| Goal |
Convert the lines below into a Markdown table with the columns "No." and "Text", numbering each row and omitting any blank lines.
### Raw records ###
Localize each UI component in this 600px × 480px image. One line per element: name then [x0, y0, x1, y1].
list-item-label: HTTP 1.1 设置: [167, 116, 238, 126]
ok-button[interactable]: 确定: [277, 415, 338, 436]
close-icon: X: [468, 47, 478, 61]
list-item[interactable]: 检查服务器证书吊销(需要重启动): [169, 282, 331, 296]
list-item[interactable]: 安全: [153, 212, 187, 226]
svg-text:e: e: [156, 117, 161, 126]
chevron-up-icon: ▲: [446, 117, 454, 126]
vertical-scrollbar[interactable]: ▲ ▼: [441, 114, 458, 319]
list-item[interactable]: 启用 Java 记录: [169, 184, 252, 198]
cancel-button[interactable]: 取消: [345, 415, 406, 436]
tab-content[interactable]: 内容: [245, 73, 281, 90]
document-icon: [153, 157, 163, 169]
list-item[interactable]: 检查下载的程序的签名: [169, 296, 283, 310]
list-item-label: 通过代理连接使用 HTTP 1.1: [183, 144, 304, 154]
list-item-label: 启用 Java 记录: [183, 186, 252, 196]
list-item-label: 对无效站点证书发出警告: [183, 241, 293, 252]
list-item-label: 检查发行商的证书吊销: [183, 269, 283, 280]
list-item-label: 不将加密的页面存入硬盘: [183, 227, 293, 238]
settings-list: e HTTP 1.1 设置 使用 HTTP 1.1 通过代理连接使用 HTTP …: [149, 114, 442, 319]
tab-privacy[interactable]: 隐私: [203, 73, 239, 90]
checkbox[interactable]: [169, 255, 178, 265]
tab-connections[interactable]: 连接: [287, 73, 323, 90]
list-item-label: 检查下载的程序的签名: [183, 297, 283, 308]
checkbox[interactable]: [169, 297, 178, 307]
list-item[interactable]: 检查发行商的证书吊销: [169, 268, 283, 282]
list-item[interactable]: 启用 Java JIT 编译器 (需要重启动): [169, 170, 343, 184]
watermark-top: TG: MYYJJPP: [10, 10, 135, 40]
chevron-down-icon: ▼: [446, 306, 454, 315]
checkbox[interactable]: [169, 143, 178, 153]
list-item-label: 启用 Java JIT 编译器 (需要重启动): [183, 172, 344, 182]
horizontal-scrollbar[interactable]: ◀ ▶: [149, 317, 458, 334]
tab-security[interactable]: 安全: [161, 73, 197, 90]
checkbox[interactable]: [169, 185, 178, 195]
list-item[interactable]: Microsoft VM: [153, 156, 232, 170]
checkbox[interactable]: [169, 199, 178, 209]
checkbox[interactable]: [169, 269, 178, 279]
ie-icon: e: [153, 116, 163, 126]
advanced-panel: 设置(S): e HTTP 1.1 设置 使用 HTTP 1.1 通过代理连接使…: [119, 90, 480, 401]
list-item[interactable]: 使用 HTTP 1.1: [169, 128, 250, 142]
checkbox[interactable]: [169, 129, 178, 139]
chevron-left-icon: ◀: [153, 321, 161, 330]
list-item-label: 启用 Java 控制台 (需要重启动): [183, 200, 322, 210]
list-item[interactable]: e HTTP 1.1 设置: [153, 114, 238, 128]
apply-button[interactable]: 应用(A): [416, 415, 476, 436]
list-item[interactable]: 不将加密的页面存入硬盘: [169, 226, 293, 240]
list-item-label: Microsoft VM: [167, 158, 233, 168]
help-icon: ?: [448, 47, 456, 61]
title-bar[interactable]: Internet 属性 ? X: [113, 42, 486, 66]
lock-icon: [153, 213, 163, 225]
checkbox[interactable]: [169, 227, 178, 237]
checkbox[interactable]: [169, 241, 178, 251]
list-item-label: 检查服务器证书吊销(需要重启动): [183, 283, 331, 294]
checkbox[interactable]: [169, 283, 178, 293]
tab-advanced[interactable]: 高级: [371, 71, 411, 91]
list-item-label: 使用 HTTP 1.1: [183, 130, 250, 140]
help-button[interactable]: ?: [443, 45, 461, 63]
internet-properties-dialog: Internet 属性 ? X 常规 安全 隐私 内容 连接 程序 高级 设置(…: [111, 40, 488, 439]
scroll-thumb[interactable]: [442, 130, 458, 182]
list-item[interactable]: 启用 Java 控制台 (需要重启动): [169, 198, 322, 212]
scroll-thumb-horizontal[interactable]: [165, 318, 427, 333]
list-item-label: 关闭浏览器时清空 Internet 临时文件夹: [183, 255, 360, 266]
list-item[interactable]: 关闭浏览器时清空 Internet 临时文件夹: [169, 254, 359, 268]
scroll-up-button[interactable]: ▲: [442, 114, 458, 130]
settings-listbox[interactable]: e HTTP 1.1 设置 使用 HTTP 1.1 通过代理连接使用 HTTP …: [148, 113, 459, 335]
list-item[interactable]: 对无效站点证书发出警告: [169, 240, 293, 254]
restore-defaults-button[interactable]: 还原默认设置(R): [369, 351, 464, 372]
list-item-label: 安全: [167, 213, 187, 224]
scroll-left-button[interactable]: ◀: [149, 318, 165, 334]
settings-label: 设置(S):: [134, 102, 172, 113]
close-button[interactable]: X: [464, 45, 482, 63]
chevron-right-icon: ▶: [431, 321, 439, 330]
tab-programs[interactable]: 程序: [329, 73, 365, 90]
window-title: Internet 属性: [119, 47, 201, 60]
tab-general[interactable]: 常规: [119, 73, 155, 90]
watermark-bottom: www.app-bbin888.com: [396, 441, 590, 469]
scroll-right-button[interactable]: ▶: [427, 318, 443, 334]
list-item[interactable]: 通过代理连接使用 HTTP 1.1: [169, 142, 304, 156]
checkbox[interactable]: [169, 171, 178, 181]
###
| Response to this task |
| No. | Text |
|---|---|
| 1 | Localize each UI component in this 600px × 480px image. One line per element: name then [x0, y0, x1, y1]. |
| 2 | list-item-label: HTTP 1.1 设置: [167, 116, 238, 126] |
| 3 | ok-button[interactable]: 确定: [277, 415, 338, 436] |
| 4 | close-icon: X: [468, 47, 478, 61] |
| 5 | list-item[interactable]: 检查服务器证书吊销(需要重启动): [169, 282, 331, 296] |
| 6 | list-item[interactable]: 安全: [153, 212, 187, 226] |
| 7 | svg-text:e: e: [156, 117, 161, 126] |
| 8 | chevron-up-icon: ▲: [446, 117, 454, 126] |
| 9 | vertical-scrollbar[interactable]: ▲ ▼: [441, 114, 458, 319] |
| 10 | list-item[interactable]: 启用 Java 记录: [169, 184, 252, 198] |
| 11 | cancel-button[interactable]: 取消: [345, 415, 406, 436] |
| 12 | tab-content[interactable]: 内容: [245, 73, 281, 90] |
| 13 | document-icon: [153, 157, 163, 169] |
| 14 | list-item[interactable]: 检查下载的程序的签名: [169, 296, 283, 310] |
| 15 | list-item-label: 通过代理连接使用 HTTP 1.1: [183, 144, 304, 154] |
| 16 | list-item-label: 启用 Java 记录: [183, 186, 252, 196] |
| 17 | list-item-label: 对无效站点证书发出警告: [183, 241, 293, 252] |
| 18 | list-item-label: 检查发行商的证书吊销: [183, 269, 283, 280] |
| 19 | list-item-label: 不将加密的页面存入硬盘: [183, 227, 293, 238] |
| 20 | settings-list: e HTTP 1.1 设置 使用 HTTP 1.1 通过代理连接使用 HTTP …: [149, 114, 442, 319] |
| 21 | tab-privacy[interactable]: 隐私: [203, 73, 239, 90] |
| 22 | checkbox[interactable]: [169, 255, 178, 265] |
| 23 | tab-connections[interactable]: 连接: [287, 73, 323, 90] |
| 24 | list-item-label: 检查下载的程序的签名: [183, 297, 283, 308] |
| 25 | checkbox[interactable]: [169, 297, 178, 307] |
| 26 | list-item[interactable]: 检查发行商的证书吊销: [169, 268, 283, 282] |
| 27 | list-item[interactable]: 启用 Java JIT 编译器 (需要重启动): [169, 170, 343, 184] |
| 28 | watermark-top: TG: MYYJJPP: [10, 10, 135, 40] |
| 29 | chevron-down-icon: ▼: [446, 306, 454, 315] |
| 30 | checkbox[interactable]: [169, 143, 178, 153] |
| 31 | list-item-label: 启用 Java JIT 编译器 (需要重启动): [183, 172, 344, 182] |
| 32 | horizontal-scrollbar[interactable]: ◀ ▶: [149, 317, 458, 334] |
| 33 | tab-security[interactable]: 安全: [161, 73, 197, 90] |
| 34 | checkbox[interactable]: [169, 185, 178, 195] |
| 35 | list-item[interactable]: Microsoft VM: [153, 156, 232, 170] |
| 36 | checkbox[interactable]: [169, 199, 178, 209] |
| 37 | checkbox[interactable]: [169, 269, 178, 279] |
| 38 | ie-icon: e: [153, 116, 163, 126] |
| 39 | advanced-panel: 设置(S): e HTTP 1.1 设置 使用 HTTP 1.1 通过代理连接使…: [119, 90, 480, 401] |
| 40 | list-item[interactable]: 使用 HTTP 1.1: [169, 128, 250, 142] |
| 41 | checkbox[interactable]: [169, 129, 178, 139] |
| 42 | chevron-left-icon: ◀: [153, 321, 161, 330] |
| 43 | list-item-label: 启用 Java 控制台 (需要重启动): [183, 200, 322, 210] |
| 44 | list-item[interactable]: e HTTP 1.1 设置: [153, 114, 238, 128] |
| 45 | apply-button[interactable]: 应用(A): [416, 415, 476, 436] |
| 46 | list-item[interactable]: 不将加密的页面存入硬盘: [169, 226, 293, 240] |
| 47 | list-item-label: Microsoft VM: [167, 158, 233, 168] |
| 48 | help-icon: ?: [448, 47, 456, 61] |
| 49 | title-bar[interactable]: Internet 属性 ? X: [113, 42, 486, 66] |
| 50 | lock-icon: [153, 213, 163, 225] |
| 51 | checkbox[interactable]: [169, 227, 178, 237] |
| 52 | checkbox[interactable]: [169, 241, 178, 251] |
| 53 | list-item-label: 检查服务器证书吊销(需要重启动): [183, 283, 331, 294] |
| 54 | checkbox[interactable]: [169, 283, 178, 293] |
| 55 | tab-advanced[interactable]: 高级: [371, 71, 411, 91] |
| 56 | list-item-label: 使用 HTTP 1.1: [183, 130, 250, 140] |
| 57 | help-button[interactable]: ?: [443, 45, 461, 63] |
| 58 | internet-properties-dialog: Internet 属性 ? X 常规 安全 隐私 内容 连接 程序 高级 设置(…: [111, 40, 488, 439] |
| 59 | scroll-thumb[interactable]: [442, 130, 458, 182] |
| 60 | list-item[interactable]: 启用 Java 控制台 (需要重启动): [169, 198, 322, 212] |
| 61 | scroll-thumb-horizontal[interactable]: [165, 318, 427, 333] |
| 62 | list-item-label: 关闭浏览器时清空 Internet 临时文件夹: [183, 255, 360, 266] |
| 63 | list-item[interactable]: 关闭浏览器时清空 Internet 临时文件夹: [169, 254, 359, 268] |
| 64 | scroll-up-button[interactable]: ▲: [442, 114, 458, 130] |
| 65 | settings-listbox[interactable]: e HTTP 1.1 设置 使用 HTTP 1.1 通过代理连接使用 HTTP …: [148, 113, 459, 335] |
| 66 | list-item[interactable]: 对无效站点证书发出警告: [169, 240, 293, 254] |
| 67 | restore-defaults-button[interactable]: 还原默认设置(R): [369, 351, 464, 372] |
| 68 | list-item-label: 安全: [167, 213, 187, 224] |
| 69 | scroll-left-button[interactable]: ◀: [149, 318, 165, 334] |
| 70 | settings-label: 设置(S):: [134, 102, 172, 113] |
| 71 | close-button[interactable]: X: [464, 45, 482, 63] |
| 72 | chevron-right-icon: ▶: [431, 321, 439, 330] |
| 73 | tab-programs[interactable]: 程序: [329, 73, 365, 90] |
| 74 | window-title: Internet 属性: [119, 47, 201, 60] |
| 75 | tab-general[interactable]: 常规: [119, 73, 155, 90] |
| 76 | watermark-bottom: www.app-bbin888.com: [396, 441, 590, 469] |
| 77 | scroll-right-button[interactable]: ▶: [427, 318, 443, 334] |
| 78 | list-item[interactable]: 通过代理连接使用 HTTP 1.1: [169, 142, 304, 156] |
| 79 | checkbox[interactable]: [169, 171, 178, 181] |